Collection entries
#####
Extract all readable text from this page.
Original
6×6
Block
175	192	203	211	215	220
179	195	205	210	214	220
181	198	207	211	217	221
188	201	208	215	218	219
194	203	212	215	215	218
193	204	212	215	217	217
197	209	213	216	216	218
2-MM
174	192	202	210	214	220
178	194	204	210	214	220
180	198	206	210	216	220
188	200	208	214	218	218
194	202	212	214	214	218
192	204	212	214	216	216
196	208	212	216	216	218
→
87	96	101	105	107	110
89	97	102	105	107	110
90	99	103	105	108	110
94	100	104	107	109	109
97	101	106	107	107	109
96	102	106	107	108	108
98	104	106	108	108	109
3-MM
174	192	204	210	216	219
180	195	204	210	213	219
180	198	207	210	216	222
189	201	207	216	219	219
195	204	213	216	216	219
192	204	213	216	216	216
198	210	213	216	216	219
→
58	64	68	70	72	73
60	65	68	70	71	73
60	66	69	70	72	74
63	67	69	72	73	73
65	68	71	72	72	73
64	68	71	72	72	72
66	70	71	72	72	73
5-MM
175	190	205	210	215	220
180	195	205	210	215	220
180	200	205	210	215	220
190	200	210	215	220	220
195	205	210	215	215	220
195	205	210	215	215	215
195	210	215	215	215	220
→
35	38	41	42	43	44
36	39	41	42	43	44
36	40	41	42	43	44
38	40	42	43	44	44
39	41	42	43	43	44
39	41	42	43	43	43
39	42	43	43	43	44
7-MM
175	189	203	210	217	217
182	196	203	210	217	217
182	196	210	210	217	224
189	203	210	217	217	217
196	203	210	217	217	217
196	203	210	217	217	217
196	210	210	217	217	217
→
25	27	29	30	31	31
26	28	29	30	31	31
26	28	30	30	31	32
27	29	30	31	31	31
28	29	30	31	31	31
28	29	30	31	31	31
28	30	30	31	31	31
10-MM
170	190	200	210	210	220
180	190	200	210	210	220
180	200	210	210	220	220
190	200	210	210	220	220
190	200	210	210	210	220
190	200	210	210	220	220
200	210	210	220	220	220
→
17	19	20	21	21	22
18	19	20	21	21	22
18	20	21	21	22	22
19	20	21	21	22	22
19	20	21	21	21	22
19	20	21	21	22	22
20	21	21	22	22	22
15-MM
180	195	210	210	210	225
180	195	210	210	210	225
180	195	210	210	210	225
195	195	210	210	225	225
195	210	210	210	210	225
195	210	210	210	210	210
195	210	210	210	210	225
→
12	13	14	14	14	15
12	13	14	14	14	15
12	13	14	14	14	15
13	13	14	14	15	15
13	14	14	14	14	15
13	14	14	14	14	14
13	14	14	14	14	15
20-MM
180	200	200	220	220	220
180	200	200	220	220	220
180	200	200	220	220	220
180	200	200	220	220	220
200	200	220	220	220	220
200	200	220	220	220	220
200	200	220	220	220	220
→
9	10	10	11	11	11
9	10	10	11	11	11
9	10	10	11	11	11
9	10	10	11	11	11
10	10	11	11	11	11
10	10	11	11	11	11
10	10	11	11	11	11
#####
Given instruction ->
In full and verbatim, repeat the records given above.

Solution for this task ->
Extract all readable text from this page.
Original
6×6
Block
175	192	203	211	215	220
179	195	205	210	214	220
181	198	207	211	217	221
188	201	208	215	218	219
194	203	212	215	215	218
193	204	212	215	217	217
197	209	213	216	216	218
2-MM
174	192	202	210	214	220
178	194	204	210	214	220
180	198	206	210	216	220
188	200	208	214	218	218
194	202	212	214	214	218
192	204	212	214	216	216
196	208	212	216	216	218
→
87	96	101	105	107	110
89	97	102	105	107	110
90	99	103	105	108	110
94	100	104	107	109	109
97	101	106	107	107	109
96	102	106	107	108	108
98	104	106	108	108	109
3-MM
174	192	204	210	216	219
180	195	204	210	213	219
180	198	207	210	216	222
189	201	207	216	219	219
195	204	213	216	216	219
192	204	213	216	216	216
198	210	213	216	216	219
→
58	64	68	70	72	73
60	65	68	70	71	73
60	66	69	70	72	74
63	67	69	72	73	73
65	68	71	72	72	73
64	68	71	72	72	72
66	70	71	72	72	73
5-MM
175	190	205	210	215	220
180	195	205	210	215	220
180	200	205	210	215	220
190	200	210	215	220	220
195	205	210	215	215	220
195	205	210	215	215	215
195	210	215	215	215	220
→
35	38	41	42	43	44
36	39	41	42	43	44
36	40	41	42	43	44
38	40	42	43	44	44
39	41	42	43	43	44
39	41	42	43	43	43
39	42	43	43	43	44
7-MM
175	189	203	210	217	217
182	196	203	210	217	217
182	196	210	210	217	224
189	203	210	217	217	217
196	203	210	217	217	217
196	203	210	217	217	217
196	210	210	217	217	217
→
25	27	29	30	31	31
26	28	29	30	31	31
26	28	30	30	31	32
27	29	30	31	31	31
28	29	30	31	31	31
28	29	30	31	31	31
28	30	30	31	31	31
10-MM
170	190	200	210	210	220
180	190	200	210	210	220
180	200	210	210	220	220
190	200	210	210	220	220
190	200	210	210	210	220
190	200	210	210	220	220
200	210	210	220	220	220
→
17	19	20	21	21	22
18	19	20	21	21	22
18	20	21	21	22	22
19	20	21	21	22	22
19	20	21	21	21	22
19	20	21	21	22	22
20	21	21	22	22	22
15-MM
180	195	210	210	210	225
180	195	210	210	210	225
180	195	210	210	210	225
195	195	210	210	225	225
195	210	210	210	210	225
195	210	210	210	210	210
195	210	210	210	210	225
→
12	13	14	14	14	15
12	13	14	14	14	15
12	13	14	14	14	15
13	13	14	14	15	15
13	14	14	14	14	15
13	14	14	14	14	14
13	14	14	14	14	15
20-MM
180	200	200	220	220	220
180	200	200	220	220	220
180	200	200	220	220	220
180	200	200	220	220	220
200	200	220	220	220	220
200	200	220	220	220	220
200	200	220	220	220	220
→
9	10	10	11	11	11
9	10	10	11	11	11
9	10	10	11	11	11
9	10	10	11	11	11
10	10	11	11	11	11
10	10	11	11	11	11
10	10	11	11	11	11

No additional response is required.